### Work to do
Leave out the pictures and copy each record below exactly.

### Source material
==============================
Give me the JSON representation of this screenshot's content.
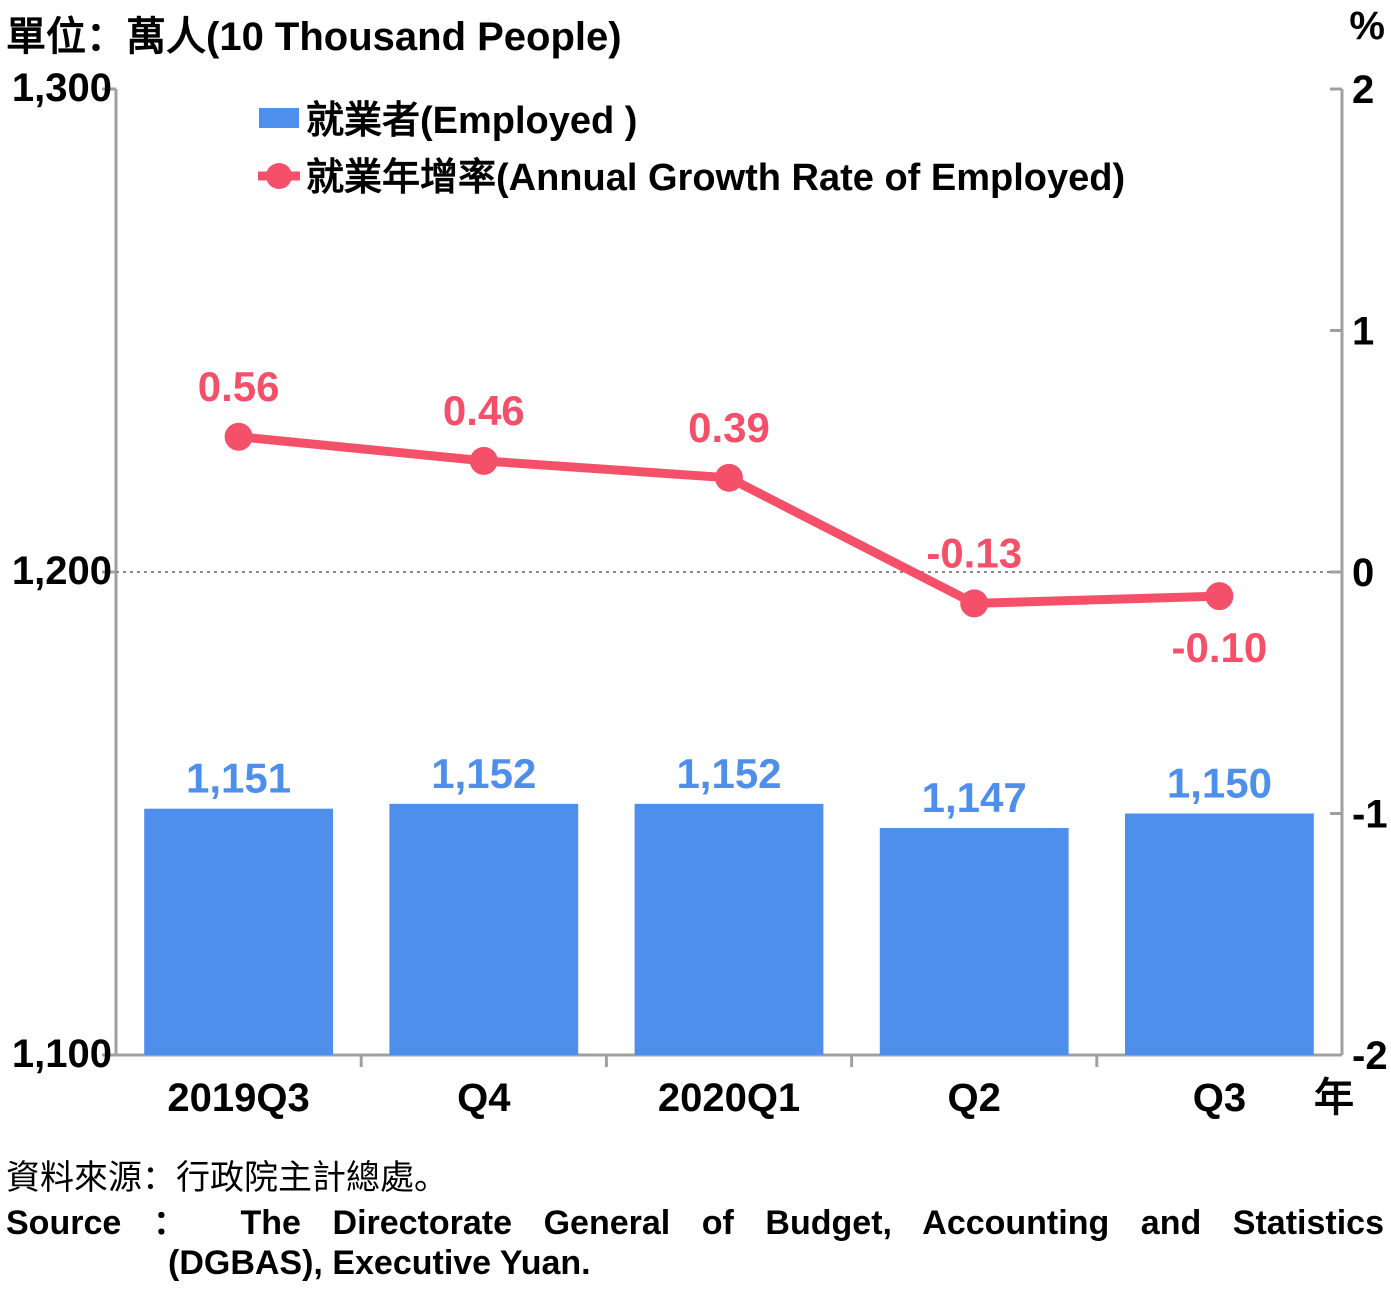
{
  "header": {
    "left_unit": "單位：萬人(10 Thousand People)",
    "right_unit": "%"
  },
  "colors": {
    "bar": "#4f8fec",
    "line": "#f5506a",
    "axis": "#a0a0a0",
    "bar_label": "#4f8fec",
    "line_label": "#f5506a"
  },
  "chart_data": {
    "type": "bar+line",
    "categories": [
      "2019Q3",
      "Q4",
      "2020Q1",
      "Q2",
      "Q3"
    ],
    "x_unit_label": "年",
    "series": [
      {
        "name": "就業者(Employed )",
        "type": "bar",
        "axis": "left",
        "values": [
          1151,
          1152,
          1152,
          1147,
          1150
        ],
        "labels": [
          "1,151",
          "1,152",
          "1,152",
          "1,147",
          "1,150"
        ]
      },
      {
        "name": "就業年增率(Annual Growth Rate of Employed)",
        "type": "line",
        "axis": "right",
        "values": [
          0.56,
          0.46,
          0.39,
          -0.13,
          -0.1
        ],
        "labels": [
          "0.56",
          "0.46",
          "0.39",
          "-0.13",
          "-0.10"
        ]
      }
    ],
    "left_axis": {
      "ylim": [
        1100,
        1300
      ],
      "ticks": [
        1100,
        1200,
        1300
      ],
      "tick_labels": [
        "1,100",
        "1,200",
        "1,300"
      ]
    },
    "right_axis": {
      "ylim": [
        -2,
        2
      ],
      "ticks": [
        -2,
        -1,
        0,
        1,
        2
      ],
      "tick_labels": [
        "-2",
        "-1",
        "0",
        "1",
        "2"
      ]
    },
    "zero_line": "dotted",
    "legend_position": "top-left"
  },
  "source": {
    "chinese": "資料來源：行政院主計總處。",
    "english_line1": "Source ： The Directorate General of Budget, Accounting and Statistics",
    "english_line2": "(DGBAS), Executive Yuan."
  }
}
==============================
### Finished task
Give me the JSON representation of this screenshot's content.
{
  "header": {
    "left_unit": "單位：萬人(10 Thousand People)",
    "right_unit": "%"
  },
  "colors": {
    "bar": "#4f8fec",
    "line": "#f5506a",
    "axis": "#a0a0a0",
    "bar_label": "#4f8fec",
    "line_label": "#f5506a"
  },
  "chart_data": {
    "type": "bar+line",
    "categories": [
      "2019Q3",
      "Q4",
      "2020Q1",
      "Q2",
      "Q3"
    ],
    "x_unit_label": "年",
    "series": [
      {
        "name": "就業者(Employed )",
        "type": "bar",
        "axis": "left",
        "values": [
          1151,
          1152,
          1152,
          1147,
          1150
        ],
        "labels": [
          "1,151",
          "1,152",
          "1,152",
          "1,147",
          "1,150"
        ]
      },
      {
        "name": "就業年增率(Annual Growth Rate of Employed)",
        "type": "line",
        "axis": "right",
        "values": [
          0.56,
          0.46,
          0.39,
          -0.13,
          -0.1
        ],
        "labels": [
          "0.56",
          "0.46",
          "0.39",
          "-0.13",
          "-0.10"
        ]
      }
    ],
    "left_axis": {
      "ylim": [
        1100,
        1300
      ],
      "ticks": [
        1100,
        1200,
        1300
      ],
      "tick_labels": [
        "1,100",
        "1,200",
        "1,300"
      ]
    },
    "right_axis": {
      "ylim": [
        -2,
        2
      ],
      "ticks": [
        -2,
        -1,
        0,
        1,
        2
      ],
      "tick_labels": [
        "-2",
        "-1",
        "0",
        "1",
        "2"
      ]
    },
    "zero_line": "dotted",
    "legend_position": "top-left"
  },
  "source": {
    "chinese": "資料來源：行政院主計總處。",
    "english_line1": "Source ： The Directorate General of Budget, Accounting and Statistics",
    "english_line2": "(DGBAS), Executive Yuan."
  }
}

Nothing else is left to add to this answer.